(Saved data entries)
[BEGIN]
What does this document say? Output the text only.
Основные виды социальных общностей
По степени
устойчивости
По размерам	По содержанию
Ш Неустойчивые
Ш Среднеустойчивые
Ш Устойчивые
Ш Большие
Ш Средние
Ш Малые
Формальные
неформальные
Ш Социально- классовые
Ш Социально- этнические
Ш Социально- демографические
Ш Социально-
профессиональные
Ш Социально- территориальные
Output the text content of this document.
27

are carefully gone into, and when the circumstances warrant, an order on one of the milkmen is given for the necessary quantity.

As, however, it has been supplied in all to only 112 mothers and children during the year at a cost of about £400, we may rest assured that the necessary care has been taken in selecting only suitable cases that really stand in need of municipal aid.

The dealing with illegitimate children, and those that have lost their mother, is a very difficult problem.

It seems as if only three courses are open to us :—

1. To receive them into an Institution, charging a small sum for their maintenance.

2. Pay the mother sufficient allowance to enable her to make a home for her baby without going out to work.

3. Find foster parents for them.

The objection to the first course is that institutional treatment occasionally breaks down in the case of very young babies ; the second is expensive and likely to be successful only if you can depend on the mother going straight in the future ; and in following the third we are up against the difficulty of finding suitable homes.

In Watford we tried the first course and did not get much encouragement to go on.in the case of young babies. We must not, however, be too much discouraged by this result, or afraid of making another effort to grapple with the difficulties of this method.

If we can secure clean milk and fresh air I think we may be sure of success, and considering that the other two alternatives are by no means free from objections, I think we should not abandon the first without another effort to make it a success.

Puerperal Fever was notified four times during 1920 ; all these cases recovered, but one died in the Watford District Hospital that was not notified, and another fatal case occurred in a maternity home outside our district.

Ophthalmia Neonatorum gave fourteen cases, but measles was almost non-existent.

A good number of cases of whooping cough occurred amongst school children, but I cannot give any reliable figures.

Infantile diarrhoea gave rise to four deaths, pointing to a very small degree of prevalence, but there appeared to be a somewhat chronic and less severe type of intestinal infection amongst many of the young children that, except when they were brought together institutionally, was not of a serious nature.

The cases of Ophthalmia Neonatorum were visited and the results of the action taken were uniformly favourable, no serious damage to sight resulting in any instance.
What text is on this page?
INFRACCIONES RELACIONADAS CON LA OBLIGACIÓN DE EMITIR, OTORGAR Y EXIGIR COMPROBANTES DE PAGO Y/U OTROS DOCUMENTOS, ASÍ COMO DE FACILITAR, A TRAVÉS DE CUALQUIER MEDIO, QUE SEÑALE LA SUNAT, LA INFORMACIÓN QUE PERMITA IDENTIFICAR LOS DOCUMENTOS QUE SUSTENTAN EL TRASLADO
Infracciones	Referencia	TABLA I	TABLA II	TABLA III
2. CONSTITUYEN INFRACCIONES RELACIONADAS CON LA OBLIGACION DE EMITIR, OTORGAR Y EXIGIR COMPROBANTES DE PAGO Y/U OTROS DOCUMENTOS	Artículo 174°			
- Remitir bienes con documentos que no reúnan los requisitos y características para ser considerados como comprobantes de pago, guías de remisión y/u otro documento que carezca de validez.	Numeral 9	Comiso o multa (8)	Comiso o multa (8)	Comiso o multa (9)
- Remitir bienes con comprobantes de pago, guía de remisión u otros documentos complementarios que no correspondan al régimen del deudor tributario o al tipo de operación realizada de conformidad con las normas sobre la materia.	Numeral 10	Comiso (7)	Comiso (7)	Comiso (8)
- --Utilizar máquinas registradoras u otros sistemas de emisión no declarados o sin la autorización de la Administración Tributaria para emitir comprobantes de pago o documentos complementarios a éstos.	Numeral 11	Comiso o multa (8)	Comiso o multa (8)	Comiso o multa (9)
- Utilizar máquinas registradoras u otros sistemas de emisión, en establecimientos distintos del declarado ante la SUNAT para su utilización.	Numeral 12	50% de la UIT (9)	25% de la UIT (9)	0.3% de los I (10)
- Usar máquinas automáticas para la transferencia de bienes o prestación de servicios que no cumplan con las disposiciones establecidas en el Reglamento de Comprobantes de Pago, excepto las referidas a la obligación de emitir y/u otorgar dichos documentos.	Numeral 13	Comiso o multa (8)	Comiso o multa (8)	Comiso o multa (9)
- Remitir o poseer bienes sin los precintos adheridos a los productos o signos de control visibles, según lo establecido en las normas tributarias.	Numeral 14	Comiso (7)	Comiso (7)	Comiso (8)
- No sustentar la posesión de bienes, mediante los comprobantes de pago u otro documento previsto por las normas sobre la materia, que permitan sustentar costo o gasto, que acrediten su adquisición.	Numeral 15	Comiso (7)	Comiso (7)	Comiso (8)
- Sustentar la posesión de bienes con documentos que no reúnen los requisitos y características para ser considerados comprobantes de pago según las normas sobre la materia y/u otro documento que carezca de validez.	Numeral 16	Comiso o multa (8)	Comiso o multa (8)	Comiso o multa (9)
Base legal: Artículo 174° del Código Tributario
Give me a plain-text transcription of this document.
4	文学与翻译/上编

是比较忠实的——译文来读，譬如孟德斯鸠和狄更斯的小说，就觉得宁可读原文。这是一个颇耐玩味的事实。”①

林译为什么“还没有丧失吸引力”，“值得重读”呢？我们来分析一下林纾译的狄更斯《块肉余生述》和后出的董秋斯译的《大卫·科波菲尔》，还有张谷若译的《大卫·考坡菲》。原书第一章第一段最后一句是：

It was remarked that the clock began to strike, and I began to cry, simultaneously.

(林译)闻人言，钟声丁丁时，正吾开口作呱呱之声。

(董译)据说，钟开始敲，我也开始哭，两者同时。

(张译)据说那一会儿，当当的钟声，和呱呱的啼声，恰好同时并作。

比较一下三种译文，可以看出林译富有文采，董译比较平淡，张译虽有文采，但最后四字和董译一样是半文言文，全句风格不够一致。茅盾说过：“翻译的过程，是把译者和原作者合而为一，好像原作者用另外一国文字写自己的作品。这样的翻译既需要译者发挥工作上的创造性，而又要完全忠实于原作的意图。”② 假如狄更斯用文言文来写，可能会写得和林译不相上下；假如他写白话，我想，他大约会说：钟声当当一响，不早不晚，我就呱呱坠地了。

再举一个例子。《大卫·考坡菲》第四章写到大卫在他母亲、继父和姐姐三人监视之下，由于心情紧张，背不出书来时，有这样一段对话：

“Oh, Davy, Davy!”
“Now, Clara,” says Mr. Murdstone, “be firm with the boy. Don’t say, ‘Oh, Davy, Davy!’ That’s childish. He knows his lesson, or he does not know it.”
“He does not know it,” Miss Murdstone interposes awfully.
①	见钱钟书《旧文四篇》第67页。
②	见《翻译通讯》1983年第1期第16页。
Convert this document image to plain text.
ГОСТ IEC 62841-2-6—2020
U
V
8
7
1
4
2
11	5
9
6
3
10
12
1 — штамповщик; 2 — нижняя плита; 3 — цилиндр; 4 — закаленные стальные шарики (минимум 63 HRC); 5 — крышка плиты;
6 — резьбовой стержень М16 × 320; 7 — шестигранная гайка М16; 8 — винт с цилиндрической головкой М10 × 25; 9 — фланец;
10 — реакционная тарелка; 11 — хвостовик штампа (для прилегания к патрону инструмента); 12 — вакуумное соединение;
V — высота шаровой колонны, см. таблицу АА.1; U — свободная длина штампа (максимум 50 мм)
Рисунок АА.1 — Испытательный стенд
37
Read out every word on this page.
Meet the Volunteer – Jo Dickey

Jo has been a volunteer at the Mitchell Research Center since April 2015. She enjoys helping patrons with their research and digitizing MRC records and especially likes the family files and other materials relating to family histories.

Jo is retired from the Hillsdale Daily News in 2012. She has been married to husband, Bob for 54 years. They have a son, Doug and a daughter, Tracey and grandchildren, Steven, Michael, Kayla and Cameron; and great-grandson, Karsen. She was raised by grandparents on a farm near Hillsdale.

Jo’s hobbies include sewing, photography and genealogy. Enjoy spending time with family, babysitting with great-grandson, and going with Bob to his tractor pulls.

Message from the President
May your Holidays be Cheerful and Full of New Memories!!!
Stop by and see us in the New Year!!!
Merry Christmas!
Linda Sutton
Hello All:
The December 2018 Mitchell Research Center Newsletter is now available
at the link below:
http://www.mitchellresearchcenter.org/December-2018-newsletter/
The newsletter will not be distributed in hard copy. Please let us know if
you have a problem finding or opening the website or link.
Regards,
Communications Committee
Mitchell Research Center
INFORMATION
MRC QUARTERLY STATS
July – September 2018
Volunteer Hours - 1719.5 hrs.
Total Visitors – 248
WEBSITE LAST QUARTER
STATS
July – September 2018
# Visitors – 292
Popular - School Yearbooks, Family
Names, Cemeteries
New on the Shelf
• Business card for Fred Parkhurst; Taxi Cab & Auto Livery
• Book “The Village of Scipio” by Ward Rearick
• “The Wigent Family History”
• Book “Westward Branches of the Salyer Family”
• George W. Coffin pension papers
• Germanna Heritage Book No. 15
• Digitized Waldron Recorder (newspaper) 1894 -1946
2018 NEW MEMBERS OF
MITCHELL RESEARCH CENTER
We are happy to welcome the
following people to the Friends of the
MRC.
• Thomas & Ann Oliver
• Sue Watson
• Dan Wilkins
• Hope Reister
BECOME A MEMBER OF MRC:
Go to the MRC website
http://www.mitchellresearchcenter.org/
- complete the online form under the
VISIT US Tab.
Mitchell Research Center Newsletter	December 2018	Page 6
[END]
Check each line of the entries above, and show every one holding the word "Utilizar".

- --Utilizar máquinas registradoras u otros sistemas de emisión no declarados o sin la autorización de la Administración Tributaria para emitir comprobantes de pago o documentos complementarios a éstos.	Numeral 11	Comiso o multa (8)	Comiso o multa (8)	Comiso o multa (9)
- Utilizar máquinas registradoras u otros sistemas de emisión, en establecimientos distintos del declarado ante la SUNAT para su utilización.	Numeral 12	50% de la UIT (9)	25% de la UIT (9)	0.3% de los I (10)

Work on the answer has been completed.